### Source material:
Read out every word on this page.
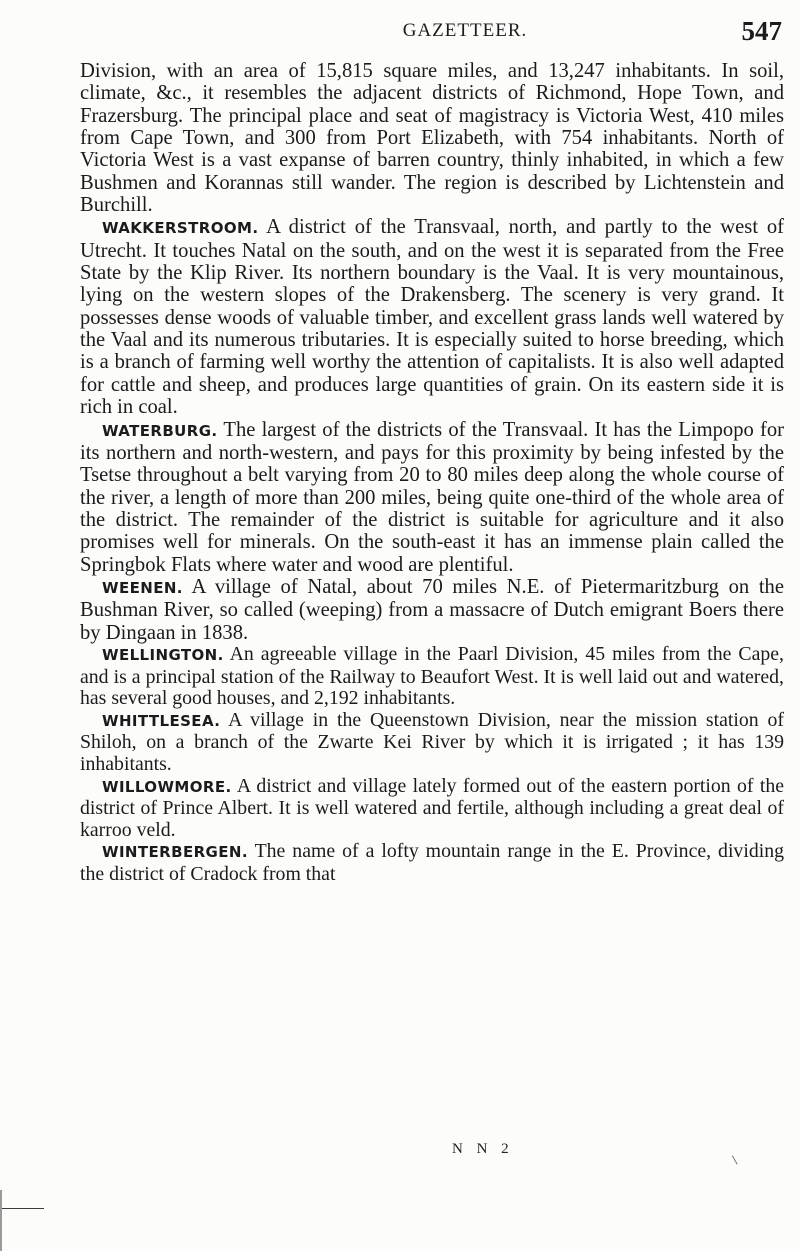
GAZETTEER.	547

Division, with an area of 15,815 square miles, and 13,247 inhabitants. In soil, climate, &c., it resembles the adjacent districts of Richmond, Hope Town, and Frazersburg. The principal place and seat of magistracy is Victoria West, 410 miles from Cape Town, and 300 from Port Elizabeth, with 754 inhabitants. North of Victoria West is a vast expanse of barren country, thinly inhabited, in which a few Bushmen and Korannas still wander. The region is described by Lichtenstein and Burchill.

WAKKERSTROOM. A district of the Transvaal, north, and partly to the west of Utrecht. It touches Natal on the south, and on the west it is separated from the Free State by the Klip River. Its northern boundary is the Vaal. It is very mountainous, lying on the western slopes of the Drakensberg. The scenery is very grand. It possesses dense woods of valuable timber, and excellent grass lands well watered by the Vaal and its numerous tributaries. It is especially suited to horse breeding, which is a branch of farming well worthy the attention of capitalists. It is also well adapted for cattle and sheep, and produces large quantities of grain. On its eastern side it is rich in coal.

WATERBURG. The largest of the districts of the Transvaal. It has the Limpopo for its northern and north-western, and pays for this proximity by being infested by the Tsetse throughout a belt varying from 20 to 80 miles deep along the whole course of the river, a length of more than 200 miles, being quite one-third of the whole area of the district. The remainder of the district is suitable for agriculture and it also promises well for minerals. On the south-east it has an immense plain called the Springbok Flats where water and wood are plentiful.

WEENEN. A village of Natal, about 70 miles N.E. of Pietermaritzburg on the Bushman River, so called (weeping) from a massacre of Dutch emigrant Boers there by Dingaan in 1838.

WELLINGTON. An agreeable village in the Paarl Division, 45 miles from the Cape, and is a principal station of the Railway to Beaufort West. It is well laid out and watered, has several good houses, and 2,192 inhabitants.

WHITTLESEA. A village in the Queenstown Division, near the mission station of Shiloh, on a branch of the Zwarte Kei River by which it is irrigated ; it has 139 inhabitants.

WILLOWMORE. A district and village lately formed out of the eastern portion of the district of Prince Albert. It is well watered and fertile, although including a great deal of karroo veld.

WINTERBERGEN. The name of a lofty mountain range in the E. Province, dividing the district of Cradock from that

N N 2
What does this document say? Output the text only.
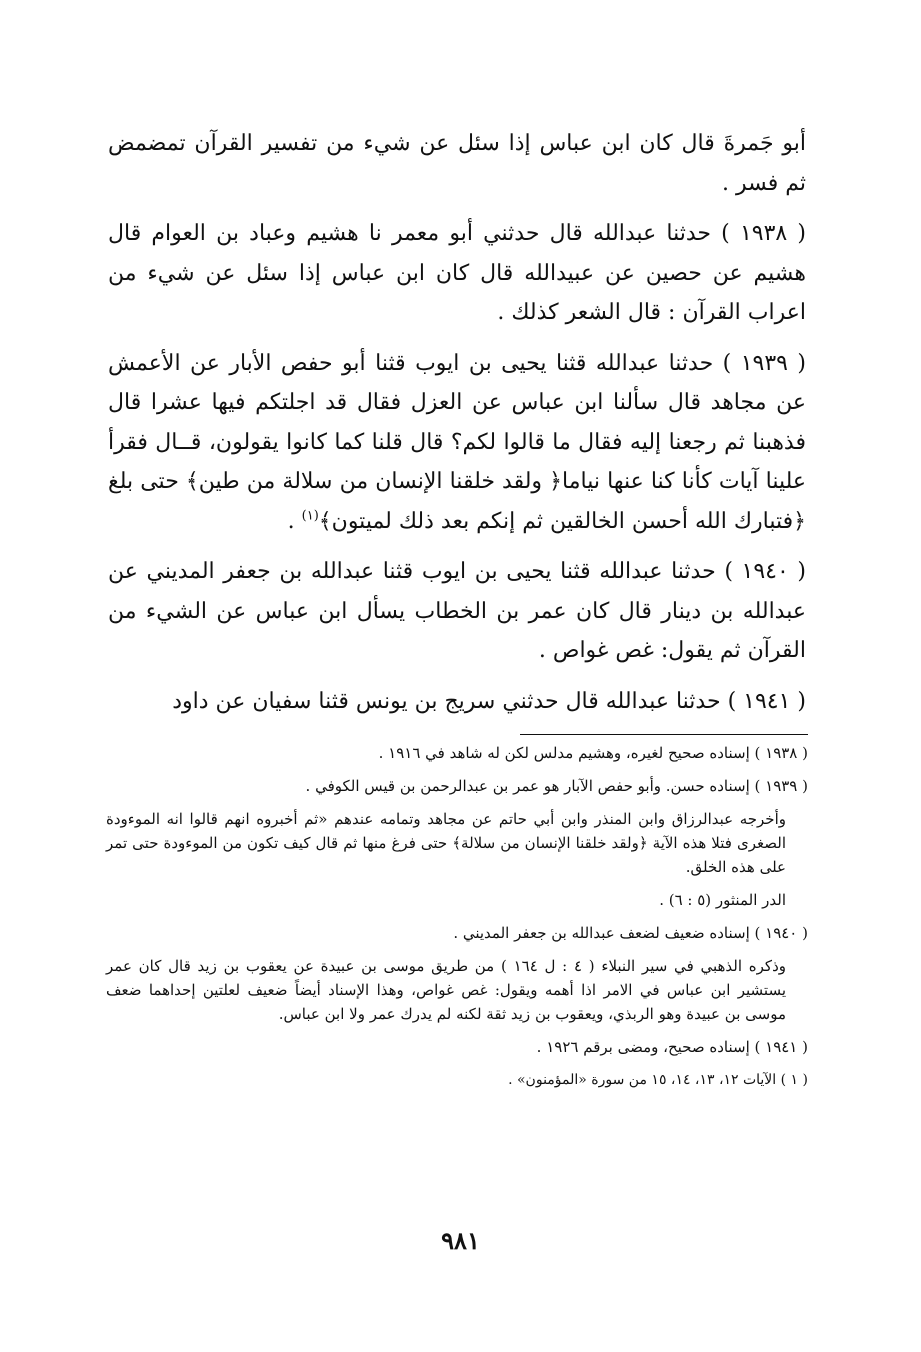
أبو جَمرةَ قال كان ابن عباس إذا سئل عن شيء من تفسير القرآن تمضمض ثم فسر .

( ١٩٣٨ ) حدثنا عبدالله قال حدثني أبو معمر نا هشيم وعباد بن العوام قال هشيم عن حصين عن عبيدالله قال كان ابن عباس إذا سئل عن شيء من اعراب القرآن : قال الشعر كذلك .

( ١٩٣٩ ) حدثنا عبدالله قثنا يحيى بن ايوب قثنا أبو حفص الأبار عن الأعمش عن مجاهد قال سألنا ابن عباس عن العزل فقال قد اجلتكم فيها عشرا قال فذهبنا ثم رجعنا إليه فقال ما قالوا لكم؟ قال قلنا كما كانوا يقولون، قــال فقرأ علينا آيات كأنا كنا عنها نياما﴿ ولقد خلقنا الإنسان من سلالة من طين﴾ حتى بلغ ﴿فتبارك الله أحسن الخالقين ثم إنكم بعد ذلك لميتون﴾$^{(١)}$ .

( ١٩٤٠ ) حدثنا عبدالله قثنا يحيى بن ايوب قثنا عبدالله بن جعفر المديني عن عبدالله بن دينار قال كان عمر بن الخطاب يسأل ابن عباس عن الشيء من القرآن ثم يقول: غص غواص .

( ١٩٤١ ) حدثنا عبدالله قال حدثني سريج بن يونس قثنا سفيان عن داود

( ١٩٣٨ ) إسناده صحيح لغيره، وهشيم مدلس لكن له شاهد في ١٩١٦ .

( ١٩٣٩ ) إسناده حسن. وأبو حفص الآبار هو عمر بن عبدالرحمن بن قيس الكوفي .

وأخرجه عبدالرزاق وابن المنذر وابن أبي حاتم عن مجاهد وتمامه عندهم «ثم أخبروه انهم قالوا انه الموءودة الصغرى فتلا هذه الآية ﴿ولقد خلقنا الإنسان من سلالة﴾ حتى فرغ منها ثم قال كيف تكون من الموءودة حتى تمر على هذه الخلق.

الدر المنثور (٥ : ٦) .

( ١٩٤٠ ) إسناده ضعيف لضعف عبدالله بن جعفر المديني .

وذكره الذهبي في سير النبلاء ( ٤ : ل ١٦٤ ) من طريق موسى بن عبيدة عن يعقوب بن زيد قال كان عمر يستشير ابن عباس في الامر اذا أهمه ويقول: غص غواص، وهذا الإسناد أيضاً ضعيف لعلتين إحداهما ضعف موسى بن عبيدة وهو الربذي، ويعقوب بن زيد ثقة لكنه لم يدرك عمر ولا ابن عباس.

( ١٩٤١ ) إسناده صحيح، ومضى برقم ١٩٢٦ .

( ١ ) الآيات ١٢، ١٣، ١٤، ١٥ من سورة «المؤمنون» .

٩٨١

### Goal:
Look over the records above and copy each line that includes the string "ضعيف".

### Answer to this problem:
( ١٩٤٠ ) إسناده ضعيف لضعف عبدالله بن جعفر المديني .
وذكره الذهبي في سير النبلاء ( ٤ : ل ١٦٤ ) من طريق موسى بن عبيدة عن يعقوب بن زيد قال كان عمر يستشير ابن عباس في الامر اذا أهمه ويقول: غص غواص، وهذا الإسناد أيضاً ضعيف لعلتين إحداهما ضعف موسى بن عبيدة وهو الربذي، ويعقوب بن زيد ثقة لكنه لم يدرك عمر ولا ابن عباس.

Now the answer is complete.